Task to carry out: Exactly as written, print each record in the listing.

Records for this task:
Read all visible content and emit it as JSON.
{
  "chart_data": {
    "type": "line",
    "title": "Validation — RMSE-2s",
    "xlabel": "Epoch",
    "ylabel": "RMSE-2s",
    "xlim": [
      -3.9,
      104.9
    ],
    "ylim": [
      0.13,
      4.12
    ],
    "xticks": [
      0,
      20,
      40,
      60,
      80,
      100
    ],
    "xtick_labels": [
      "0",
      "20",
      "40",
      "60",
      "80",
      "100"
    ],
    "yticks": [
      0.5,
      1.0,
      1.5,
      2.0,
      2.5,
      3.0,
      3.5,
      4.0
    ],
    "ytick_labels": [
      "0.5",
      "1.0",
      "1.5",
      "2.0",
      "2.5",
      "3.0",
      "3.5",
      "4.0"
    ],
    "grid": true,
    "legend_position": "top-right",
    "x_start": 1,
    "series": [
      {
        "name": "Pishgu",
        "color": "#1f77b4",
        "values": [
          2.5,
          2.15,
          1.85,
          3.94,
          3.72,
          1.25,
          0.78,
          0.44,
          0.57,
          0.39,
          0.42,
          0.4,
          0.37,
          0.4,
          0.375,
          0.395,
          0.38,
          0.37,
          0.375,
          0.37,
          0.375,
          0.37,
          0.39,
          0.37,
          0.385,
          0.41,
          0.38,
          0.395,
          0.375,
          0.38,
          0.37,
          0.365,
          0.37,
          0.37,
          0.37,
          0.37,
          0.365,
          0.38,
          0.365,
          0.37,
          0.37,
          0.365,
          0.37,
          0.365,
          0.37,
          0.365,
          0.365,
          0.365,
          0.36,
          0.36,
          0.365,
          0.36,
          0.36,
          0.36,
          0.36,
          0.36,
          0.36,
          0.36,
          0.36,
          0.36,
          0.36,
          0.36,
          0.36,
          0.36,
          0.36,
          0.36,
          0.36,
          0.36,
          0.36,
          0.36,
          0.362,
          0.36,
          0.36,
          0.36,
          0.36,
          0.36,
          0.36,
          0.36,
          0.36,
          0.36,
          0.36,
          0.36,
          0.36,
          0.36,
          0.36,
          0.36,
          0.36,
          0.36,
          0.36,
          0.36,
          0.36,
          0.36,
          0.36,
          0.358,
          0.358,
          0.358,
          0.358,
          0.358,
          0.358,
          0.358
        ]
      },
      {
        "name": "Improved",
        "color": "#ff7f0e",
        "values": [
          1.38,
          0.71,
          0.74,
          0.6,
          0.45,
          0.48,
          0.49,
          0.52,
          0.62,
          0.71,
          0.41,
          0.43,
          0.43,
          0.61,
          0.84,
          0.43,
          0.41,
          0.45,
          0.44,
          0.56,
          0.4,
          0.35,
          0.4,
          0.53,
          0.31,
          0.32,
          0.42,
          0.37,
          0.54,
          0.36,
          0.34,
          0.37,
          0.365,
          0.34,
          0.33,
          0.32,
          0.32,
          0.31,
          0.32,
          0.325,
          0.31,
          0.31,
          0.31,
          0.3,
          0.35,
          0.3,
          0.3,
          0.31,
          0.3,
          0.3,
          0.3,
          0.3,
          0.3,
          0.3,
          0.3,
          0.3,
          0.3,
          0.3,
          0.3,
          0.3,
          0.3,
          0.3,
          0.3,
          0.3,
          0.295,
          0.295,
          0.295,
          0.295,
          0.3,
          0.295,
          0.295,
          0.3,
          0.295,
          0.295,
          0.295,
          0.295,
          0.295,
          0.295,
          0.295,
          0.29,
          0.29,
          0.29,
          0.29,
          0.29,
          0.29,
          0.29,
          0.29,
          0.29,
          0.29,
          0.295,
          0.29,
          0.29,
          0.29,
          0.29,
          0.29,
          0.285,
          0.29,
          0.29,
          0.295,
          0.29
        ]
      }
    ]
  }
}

Right answer:
Read all visible content and emit it as JSON.
{
  "chart_data": {
    "type": "line",
    "title": "Validation — RMSE-2s",
    "xlabel": "Epoch",
    "ylabel": "RMSE-2s",
    "xlim": [
      -3.9,
      104.9
    ],
    "ylim": [
      0.13,
      4.12
    ],
    "xticks": [
      0,
      20,
      40,
      60,
      80,
      100
    ],
    "xtick_labels": [
      "0",
      "20",
      "40",
      "60",
      "80",
      "100"
    ],
    "yticks": [
      0.5,
      1.0,
      1.5,
      2.0,
      2.5,
      3.0,
      3.5,
      4.0
    ],
    "ytick_labels": [
      "0.5",
      "1.0",
      "1.5",
      "2.0",
      "2.5",
      "3.0",
      "3.5",
      "4.0"
    ],
    "grid": true,
    "legend_position": "top-right",
    "x_start": 1,
    "series": [
      {
        "name": "Pishgu",
        "color": "#1f77b4",
        "values": [
          2.5,
          2.15,
          1.85,
          3.94,
          3.72,
          1.25,
          0.78,
          0.44,
          0.57,
          0.39,
          0.42,
          0.4,
          0.37,
          0.4,
          0.375,
          0.395,
          0.38,
          0.37,
          0.375,
          0.37,
          0.375,
          0.37,
          0.39,
          0.37,
          0.385,
          0.41,
          0.38,
          0.395,
          0.375,
          0.38,
          0.37,
          0.365,
          0.37,
          0.37,
          0.37,
          0.37,
          0.365,
          0.38,
          0.365,
          0.37,
          0.37,
          0.365,
          0.37,
          0.365,
          0.37,
          0.365,
          0.365,
          0.365,
          0.36,
          0.36,
          0.365,
          0.36,
          0.36,
          0.36,
          0.36,
          0.36,
          0.36,
          0.36,
          0.36,
          0.36,
          0.36,
          0.36,
          0.36,
          0.36,
          0.36,
          0.36,
          0.36,
          0.36,
          0.36,
          0.36,
          0.362,
          0.36,
          0.36,
          0.36,
          0.36,
          0.36,
          0.36,
          0.36,
          0.36,
          0.36,
          0.36,
          0.36,
          0.36,
          0.36,
          0.36,
          0.36,
          0.36,
          0.36,
          0.36,
          0.36,
          0.36,
          0.36,
          0.36,
          0.358,
          0.358,
          0.358,
          0.358,
          0.358,
          0.358,
          0.358
        ]
      },
      {
        "name": "Improved",
        "color": "#ff7f0e",
        "values": [
          1.38,
          0.71,
          0.74,
          0.6,
          0.45,
          0.48,
          0.49,
          0.52,
          0.62,
          0.71,
          0.41,
          0.43,
          0.43,
          0.61,
          0.84,
          0.43,
          0.41,
          0.45,
          0.44,
          0.56,
          0.4,
          0.35,
          0.4,
          0.53,
          0.31,
          0.32,
          0.42,
          0.37,
          0.54,
          0.36,
          0.34,
          0.37,
          0.365,
          0.34,
          0.33,
          0.32,
          0.32,
          0.31,
          0.32,
          0.325,
          0.31,
          0.31,
          0.31,
          0.3,
          0.35,
          0.3,
          0.3,
          0.31,
          0.3,
          0.3,
          0.3,
          0.3,
          0.3,
          0.3,
          0.3,
          0.3,
          0.3,
          0.3,
          0.3,
          0.3,
          0.3,
          0.3,
          0.3,
          0.3,
          0.295,
          0.295,
          0.295,
          0.295,
          0.3,
          0.295,
          0.295,
          0.3,
          0.295,
          0.295,
          0.295,
          0.295,
          0.295,
          0.295,
          0.295,
          0.29,
          0.29,
          0.29,
          0.29,
          0.29,
          0.29,
          0.29,
          0.29,
          0.29,
          0.29,
          0.295,
          0.29,
          0.29,
          0.29,
          0.29,
          0.29,
          0.285,
          0.29,
          0.29,
          0.295,
          0.29
        ]
      }
    ]
  }
}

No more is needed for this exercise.